Stated exercise
Give only one thing: the number of lines that include the word "Difference".

Dataset content

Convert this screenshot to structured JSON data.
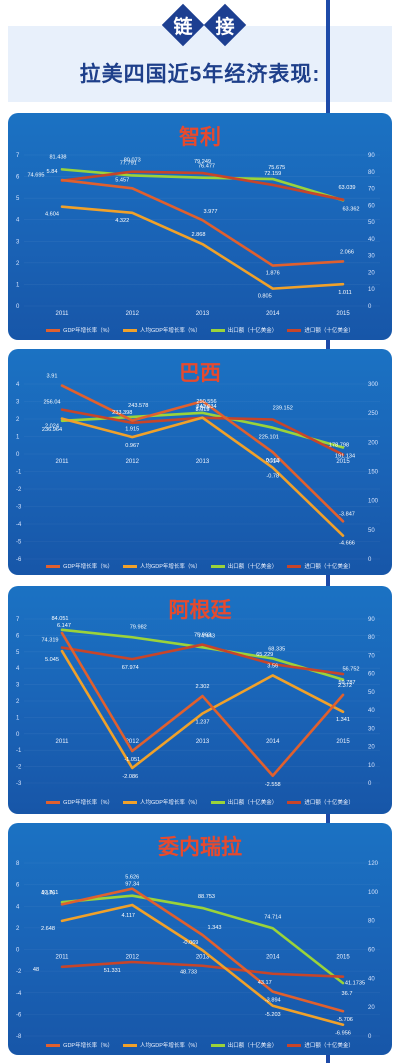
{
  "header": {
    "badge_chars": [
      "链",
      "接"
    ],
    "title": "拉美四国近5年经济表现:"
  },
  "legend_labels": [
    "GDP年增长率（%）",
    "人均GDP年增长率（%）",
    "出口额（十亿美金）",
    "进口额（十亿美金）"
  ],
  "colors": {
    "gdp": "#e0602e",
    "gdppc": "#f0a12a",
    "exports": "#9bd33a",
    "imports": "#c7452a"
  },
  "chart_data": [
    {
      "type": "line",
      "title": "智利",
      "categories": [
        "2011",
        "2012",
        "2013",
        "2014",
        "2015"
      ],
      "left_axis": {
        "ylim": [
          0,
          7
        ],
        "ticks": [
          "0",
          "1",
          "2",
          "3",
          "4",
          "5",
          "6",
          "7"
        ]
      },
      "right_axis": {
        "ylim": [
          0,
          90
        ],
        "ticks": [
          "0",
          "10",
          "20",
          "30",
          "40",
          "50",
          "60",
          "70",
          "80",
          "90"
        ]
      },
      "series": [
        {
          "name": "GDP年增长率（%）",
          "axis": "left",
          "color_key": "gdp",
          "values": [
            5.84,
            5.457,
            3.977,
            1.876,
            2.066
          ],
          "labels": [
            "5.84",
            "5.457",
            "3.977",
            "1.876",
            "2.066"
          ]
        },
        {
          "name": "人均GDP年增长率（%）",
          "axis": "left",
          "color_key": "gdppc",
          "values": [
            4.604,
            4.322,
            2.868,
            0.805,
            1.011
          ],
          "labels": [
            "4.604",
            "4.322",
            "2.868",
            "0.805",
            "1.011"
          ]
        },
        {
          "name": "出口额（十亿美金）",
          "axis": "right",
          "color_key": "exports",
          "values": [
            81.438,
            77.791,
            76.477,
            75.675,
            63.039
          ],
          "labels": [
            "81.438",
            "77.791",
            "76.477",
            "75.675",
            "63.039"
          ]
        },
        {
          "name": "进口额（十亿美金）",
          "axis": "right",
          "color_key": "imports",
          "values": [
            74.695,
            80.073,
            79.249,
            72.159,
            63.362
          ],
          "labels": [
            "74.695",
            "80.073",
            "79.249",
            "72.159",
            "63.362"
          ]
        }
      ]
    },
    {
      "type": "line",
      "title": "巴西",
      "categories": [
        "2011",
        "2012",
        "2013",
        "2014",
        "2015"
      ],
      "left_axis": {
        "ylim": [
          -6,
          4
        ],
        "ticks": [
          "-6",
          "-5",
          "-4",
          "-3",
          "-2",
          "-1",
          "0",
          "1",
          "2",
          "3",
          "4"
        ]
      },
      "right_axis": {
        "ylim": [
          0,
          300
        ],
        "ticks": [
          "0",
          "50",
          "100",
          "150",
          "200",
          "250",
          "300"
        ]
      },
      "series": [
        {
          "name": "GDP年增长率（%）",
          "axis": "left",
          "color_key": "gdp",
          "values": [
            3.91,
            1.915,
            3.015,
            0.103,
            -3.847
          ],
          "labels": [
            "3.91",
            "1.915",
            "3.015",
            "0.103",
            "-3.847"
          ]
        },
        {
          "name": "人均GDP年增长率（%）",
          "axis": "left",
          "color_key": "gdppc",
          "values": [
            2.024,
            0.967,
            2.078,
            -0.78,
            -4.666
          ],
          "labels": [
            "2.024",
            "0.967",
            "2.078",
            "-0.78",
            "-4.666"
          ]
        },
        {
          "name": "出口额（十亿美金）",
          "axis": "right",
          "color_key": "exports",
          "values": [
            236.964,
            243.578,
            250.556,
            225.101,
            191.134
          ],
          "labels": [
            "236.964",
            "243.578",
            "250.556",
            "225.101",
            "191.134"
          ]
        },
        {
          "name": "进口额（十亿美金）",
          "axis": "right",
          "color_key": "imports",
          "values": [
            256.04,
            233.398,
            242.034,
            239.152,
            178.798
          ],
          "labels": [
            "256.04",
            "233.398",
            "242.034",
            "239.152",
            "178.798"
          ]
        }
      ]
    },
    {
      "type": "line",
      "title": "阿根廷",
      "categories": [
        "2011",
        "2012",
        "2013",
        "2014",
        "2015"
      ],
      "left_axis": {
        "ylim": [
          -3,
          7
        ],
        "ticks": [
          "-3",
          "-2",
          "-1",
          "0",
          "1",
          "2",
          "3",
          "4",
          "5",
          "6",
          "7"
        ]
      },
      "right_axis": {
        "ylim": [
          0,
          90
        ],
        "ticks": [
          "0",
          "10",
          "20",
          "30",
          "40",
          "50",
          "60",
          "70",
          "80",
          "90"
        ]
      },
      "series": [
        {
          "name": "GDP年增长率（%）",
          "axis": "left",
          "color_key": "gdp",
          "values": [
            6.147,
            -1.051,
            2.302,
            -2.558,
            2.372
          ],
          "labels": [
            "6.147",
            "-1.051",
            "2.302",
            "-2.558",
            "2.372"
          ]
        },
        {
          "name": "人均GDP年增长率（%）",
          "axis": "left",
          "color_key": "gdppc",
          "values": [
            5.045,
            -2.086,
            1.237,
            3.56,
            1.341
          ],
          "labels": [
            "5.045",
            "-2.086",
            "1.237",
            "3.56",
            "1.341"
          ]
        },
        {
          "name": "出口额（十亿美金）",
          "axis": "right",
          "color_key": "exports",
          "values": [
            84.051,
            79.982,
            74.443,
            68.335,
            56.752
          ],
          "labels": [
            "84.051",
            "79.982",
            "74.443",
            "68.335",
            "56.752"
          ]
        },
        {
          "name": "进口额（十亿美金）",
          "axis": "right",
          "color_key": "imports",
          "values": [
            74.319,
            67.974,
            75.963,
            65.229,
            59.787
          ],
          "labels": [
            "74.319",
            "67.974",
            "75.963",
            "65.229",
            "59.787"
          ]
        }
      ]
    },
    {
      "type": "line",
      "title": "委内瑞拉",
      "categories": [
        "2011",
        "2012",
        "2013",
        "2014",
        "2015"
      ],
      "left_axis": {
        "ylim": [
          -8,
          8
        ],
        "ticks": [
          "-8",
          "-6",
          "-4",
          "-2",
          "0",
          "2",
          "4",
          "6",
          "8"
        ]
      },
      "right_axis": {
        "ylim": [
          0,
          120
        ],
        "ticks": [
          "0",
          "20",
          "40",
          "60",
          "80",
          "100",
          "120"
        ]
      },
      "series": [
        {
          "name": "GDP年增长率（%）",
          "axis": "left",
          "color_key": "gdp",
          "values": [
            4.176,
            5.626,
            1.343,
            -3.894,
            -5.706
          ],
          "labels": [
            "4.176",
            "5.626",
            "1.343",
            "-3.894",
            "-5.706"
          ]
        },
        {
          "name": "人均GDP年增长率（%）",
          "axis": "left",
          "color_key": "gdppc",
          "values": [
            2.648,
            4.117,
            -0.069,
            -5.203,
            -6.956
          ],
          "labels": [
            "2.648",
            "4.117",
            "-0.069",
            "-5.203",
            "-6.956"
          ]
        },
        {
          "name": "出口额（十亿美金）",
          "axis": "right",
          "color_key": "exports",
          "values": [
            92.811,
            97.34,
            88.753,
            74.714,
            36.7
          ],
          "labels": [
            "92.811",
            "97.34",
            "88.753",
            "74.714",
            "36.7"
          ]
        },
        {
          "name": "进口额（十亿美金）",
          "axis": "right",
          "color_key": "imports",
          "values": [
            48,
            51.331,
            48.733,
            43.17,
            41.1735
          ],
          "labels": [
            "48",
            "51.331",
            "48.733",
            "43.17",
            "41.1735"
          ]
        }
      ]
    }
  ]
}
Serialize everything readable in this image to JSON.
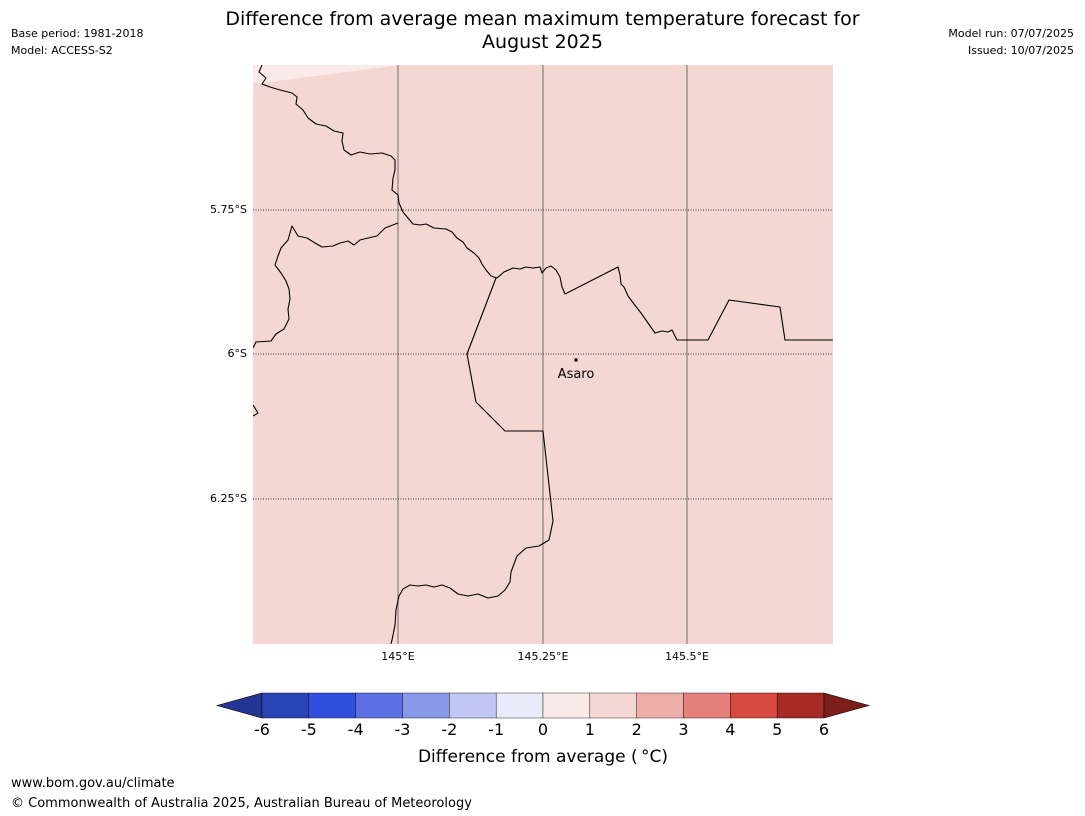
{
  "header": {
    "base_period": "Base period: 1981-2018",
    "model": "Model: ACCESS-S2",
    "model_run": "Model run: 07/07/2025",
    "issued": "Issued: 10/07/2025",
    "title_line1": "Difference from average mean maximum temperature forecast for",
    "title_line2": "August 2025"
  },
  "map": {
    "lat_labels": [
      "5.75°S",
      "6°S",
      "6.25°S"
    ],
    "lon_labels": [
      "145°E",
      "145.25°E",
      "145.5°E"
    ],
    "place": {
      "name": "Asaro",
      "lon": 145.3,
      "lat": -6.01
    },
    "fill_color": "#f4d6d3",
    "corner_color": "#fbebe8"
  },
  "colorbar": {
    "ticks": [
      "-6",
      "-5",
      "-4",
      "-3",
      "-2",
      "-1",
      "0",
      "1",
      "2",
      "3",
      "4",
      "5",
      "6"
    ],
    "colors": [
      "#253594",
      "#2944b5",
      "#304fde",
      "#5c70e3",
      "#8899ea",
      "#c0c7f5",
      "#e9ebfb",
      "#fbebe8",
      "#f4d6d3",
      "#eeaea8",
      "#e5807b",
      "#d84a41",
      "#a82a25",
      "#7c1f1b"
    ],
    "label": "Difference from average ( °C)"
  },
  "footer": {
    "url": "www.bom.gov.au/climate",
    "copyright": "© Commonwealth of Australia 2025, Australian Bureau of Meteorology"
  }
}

Written response
2